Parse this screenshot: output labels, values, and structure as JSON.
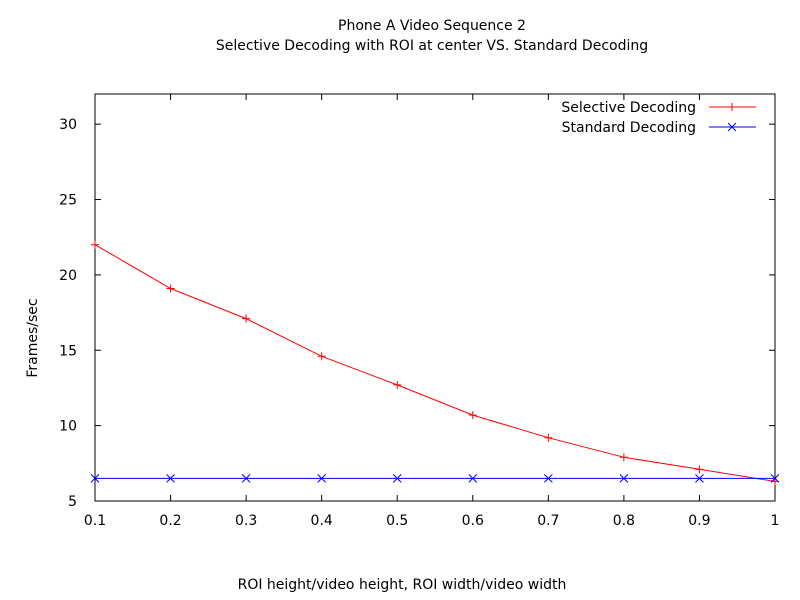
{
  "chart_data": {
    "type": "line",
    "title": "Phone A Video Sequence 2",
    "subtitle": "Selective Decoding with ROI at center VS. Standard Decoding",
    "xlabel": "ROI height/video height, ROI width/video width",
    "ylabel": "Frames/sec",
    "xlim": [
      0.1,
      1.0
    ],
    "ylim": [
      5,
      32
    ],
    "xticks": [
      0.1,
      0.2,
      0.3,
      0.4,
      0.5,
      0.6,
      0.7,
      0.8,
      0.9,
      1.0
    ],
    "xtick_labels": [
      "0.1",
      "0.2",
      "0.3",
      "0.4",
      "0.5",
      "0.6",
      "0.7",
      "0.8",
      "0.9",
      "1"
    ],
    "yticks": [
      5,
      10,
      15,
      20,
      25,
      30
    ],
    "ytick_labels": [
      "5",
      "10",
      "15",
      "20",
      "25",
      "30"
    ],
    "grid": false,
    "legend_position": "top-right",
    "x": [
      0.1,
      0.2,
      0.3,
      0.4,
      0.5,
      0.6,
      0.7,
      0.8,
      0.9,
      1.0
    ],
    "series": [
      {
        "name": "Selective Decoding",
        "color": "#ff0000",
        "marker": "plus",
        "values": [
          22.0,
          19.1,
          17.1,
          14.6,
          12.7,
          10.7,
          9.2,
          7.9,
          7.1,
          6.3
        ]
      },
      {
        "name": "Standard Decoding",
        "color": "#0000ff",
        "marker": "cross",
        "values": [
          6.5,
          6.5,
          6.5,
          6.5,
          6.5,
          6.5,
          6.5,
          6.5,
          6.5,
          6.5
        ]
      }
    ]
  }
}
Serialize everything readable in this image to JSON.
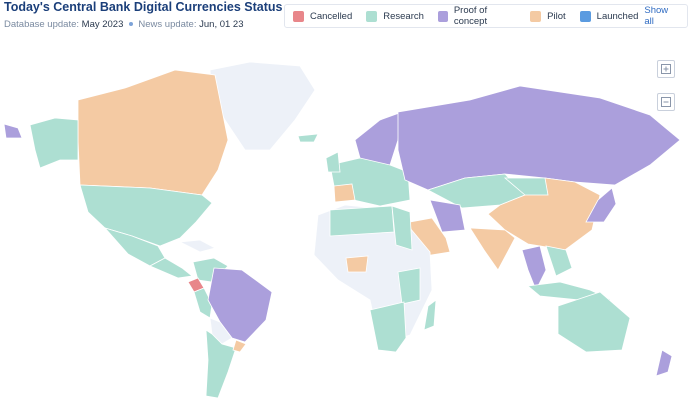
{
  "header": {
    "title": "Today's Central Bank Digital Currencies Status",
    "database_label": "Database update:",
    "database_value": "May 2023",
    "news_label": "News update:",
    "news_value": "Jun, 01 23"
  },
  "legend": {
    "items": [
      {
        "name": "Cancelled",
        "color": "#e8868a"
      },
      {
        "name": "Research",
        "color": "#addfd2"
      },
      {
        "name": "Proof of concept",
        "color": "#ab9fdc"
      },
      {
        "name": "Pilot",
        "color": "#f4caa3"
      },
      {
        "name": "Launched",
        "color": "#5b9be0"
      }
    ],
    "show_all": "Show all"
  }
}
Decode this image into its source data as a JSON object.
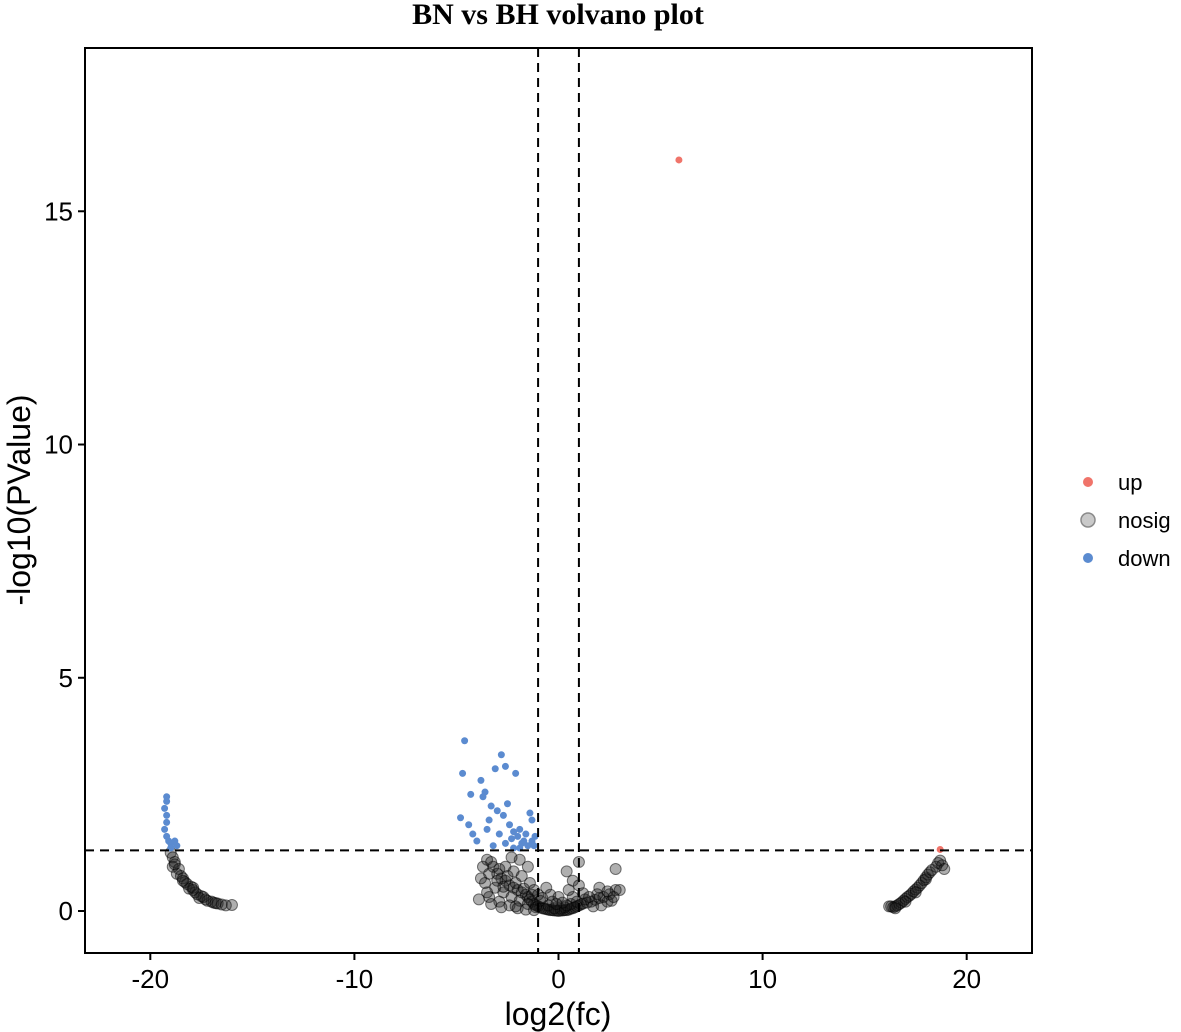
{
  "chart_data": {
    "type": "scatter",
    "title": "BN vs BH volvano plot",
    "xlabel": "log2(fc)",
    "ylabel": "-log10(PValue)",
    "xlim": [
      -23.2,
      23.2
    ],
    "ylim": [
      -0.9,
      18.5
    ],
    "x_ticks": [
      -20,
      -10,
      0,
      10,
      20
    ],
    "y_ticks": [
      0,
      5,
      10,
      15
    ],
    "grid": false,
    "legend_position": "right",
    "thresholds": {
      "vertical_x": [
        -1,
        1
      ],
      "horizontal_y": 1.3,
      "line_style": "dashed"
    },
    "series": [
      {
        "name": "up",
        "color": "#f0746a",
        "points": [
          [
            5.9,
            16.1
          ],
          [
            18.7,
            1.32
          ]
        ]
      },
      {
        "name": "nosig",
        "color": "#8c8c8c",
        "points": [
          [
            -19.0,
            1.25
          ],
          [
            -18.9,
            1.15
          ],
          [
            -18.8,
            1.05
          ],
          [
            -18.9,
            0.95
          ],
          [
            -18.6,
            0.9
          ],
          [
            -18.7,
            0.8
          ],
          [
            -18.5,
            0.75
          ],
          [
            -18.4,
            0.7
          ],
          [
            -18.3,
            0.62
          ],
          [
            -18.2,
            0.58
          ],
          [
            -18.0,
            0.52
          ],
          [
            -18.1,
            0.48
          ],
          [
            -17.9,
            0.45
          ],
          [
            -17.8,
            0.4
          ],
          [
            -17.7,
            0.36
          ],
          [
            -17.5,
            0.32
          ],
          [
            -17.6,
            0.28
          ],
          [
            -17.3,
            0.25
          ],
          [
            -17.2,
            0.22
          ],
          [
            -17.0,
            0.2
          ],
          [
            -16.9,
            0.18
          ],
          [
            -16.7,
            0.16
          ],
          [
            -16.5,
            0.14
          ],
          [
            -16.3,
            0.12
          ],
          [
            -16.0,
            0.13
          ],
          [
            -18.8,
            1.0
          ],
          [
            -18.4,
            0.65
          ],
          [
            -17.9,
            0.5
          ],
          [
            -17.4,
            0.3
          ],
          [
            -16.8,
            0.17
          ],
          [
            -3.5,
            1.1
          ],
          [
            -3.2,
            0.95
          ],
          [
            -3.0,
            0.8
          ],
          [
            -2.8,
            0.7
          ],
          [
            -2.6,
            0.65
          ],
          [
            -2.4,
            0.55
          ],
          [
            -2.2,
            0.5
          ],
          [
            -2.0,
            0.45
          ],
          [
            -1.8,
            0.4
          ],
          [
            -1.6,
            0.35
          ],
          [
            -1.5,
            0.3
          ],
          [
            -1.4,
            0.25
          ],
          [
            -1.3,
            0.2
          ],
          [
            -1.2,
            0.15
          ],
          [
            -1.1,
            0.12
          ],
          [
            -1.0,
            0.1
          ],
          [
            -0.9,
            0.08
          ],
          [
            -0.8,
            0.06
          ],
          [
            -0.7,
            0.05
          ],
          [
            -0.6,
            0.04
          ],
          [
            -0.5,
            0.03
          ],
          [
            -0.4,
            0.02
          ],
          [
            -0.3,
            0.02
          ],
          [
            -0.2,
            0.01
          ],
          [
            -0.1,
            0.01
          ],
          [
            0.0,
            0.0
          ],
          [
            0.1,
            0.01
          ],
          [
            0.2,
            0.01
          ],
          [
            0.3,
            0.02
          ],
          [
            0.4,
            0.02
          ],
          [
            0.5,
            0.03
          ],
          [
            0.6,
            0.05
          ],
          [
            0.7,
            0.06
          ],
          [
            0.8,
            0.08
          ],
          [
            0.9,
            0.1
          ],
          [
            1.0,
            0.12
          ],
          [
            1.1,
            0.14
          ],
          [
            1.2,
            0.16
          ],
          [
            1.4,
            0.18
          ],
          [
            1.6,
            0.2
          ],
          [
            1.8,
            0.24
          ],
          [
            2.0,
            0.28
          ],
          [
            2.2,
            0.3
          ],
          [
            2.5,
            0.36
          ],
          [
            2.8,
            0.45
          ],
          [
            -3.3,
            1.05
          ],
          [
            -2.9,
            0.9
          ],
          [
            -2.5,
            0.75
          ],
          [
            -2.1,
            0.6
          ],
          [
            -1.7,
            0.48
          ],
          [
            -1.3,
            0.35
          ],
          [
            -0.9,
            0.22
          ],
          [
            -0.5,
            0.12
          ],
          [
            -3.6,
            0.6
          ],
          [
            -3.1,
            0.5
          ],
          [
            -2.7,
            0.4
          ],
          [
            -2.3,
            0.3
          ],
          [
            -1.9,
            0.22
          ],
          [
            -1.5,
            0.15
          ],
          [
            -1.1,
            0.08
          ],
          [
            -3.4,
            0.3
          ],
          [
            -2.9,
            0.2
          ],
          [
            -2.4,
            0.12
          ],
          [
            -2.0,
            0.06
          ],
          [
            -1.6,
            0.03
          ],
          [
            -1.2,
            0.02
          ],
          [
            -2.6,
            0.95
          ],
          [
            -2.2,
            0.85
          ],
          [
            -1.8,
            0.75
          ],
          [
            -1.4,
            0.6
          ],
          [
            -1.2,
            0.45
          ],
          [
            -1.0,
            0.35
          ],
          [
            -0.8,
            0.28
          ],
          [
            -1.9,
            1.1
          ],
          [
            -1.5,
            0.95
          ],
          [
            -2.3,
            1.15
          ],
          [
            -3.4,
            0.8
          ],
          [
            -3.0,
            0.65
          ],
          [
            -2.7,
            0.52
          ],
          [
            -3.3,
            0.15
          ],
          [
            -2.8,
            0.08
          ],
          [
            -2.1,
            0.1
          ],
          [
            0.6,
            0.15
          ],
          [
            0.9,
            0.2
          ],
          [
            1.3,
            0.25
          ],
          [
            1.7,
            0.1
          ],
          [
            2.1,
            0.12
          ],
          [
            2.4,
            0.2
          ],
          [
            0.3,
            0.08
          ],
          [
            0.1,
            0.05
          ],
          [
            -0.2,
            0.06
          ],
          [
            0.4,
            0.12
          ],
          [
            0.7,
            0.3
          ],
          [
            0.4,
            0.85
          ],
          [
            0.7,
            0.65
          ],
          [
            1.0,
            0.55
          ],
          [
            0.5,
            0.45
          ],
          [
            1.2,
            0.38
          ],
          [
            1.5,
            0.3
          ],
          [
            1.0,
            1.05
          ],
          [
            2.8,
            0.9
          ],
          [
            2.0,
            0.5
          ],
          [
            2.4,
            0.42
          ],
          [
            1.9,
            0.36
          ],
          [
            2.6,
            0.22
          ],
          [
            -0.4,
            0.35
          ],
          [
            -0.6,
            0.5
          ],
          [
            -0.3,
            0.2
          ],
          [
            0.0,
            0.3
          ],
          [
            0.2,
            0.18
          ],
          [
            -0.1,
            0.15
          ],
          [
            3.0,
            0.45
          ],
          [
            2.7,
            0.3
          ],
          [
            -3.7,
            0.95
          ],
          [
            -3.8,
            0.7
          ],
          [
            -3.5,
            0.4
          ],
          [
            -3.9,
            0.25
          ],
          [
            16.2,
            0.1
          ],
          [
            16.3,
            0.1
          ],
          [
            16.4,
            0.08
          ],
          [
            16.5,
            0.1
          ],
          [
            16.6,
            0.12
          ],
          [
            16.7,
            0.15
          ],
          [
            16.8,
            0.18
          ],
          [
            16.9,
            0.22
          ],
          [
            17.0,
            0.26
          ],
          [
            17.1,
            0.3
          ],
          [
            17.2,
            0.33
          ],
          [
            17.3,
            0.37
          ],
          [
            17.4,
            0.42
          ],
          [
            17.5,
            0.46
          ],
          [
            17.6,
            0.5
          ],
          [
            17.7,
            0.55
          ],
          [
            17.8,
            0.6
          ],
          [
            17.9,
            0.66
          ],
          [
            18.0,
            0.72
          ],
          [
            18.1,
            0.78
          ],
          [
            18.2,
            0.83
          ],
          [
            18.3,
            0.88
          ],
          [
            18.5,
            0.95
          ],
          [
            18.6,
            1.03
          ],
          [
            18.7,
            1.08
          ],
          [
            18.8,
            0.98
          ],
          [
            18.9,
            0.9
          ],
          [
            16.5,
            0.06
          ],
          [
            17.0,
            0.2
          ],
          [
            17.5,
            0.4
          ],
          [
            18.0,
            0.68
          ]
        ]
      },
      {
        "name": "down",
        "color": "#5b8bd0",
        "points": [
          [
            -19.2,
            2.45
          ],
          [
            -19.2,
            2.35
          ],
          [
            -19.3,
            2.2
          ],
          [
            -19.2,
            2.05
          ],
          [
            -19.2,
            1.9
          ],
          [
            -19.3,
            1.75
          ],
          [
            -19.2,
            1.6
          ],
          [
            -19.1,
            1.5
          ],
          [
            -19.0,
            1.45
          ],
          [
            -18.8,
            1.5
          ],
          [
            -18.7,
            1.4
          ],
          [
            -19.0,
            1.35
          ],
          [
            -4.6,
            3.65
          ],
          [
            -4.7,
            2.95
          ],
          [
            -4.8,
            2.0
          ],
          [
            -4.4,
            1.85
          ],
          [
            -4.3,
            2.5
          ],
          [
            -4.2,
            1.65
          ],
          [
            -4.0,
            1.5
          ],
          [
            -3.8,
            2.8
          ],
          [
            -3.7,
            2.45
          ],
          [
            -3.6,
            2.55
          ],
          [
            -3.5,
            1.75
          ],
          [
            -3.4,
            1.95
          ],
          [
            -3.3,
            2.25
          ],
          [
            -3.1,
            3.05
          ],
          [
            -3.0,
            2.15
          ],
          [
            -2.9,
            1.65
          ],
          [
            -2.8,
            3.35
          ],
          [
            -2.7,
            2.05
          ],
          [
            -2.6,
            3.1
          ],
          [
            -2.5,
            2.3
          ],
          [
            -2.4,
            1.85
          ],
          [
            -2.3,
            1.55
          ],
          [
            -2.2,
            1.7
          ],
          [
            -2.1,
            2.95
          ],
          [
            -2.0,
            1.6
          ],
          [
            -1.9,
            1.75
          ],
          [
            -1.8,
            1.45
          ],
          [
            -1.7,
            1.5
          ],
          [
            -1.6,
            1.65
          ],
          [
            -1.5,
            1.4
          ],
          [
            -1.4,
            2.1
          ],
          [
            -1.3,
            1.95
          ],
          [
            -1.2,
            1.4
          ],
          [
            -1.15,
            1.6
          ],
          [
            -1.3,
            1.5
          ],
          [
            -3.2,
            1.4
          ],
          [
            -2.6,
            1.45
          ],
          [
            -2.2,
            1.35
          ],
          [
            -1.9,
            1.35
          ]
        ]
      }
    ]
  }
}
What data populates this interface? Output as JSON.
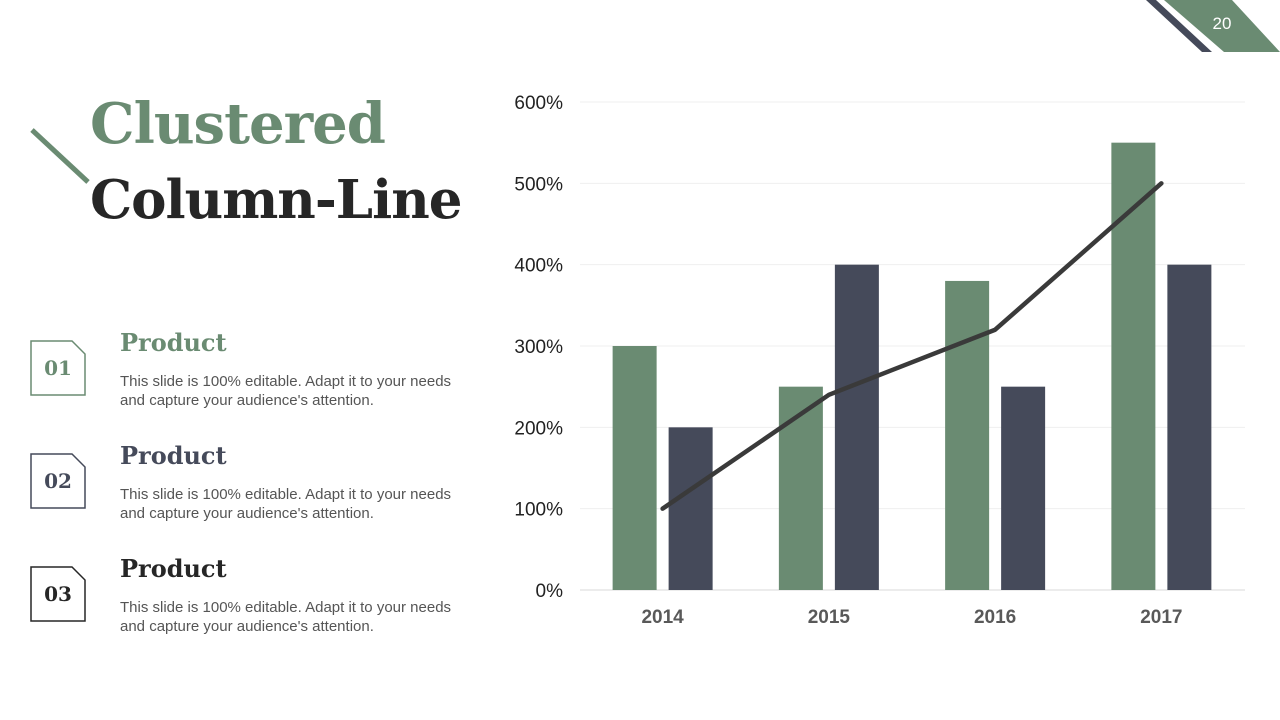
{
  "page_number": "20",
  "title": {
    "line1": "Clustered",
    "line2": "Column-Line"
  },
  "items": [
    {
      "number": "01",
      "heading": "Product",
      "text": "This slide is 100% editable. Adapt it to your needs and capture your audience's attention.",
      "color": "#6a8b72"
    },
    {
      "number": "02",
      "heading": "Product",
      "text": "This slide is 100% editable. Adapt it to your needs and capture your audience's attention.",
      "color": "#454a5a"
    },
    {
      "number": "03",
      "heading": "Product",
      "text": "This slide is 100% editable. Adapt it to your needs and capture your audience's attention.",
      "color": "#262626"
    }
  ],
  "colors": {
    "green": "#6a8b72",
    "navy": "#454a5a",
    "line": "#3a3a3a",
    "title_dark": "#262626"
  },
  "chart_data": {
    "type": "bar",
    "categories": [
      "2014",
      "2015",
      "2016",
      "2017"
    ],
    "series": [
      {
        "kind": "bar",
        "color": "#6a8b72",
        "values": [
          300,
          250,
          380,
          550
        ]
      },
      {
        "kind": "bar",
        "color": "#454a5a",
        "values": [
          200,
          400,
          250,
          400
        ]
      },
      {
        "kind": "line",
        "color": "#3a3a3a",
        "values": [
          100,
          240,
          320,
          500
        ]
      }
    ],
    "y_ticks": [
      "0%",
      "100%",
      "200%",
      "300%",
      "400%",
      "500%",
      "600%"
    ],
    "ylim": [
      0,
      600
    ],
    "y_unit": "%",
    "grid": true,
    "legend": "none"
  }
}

• Task brief: For the records above, state how many lines include the string "name", giving the number and nothing else.

• Task solution: 10